TASK DATA =>
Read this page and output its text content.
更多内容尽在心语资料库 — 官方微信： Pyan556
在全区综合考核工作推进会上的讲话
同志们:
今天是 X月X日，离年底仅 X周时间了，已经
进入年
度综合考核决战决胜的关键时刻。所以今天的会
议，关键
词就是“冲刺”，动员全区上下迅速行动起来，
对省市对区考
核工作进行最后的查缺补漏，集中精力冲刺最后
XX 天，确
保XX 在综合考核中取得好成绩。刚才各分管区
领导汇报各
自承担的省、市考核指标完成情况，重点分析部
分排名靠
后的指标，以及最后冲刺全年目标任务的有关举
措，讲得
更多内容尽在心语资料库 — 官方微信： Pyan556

WRITTEN REQUEST => Print out the whole listing exactly as it appears.

FULL RESPONSE =>
Read this page and output its text content.
更多内容尽在心语资料库 — 官方微信： Pyan556
在全区综合考核工作推进会上的讲话
同志们:
今天是 X月X日，离年底仅 X周时间了，已经
进入年
度综合考核决战决胜的关键时刻。所以今天的会
议，关键
词就是“冲刺”，动员全区上下迅速行动起来，
对省市对区考
核工作进行最后的查缺补漏，集中精力冲刺最后
XX 天，确
保XX 在综合考核中取得好成绩。刚才各分管区
领导汇报各
自承担的省、市考核指标完成情况，重点分析部
分排名靠
后的指标，以及最后冲刺全年目标任务的有关举
措，讲得
更多内容尽在心语资料库 — 官方微信： Pyan556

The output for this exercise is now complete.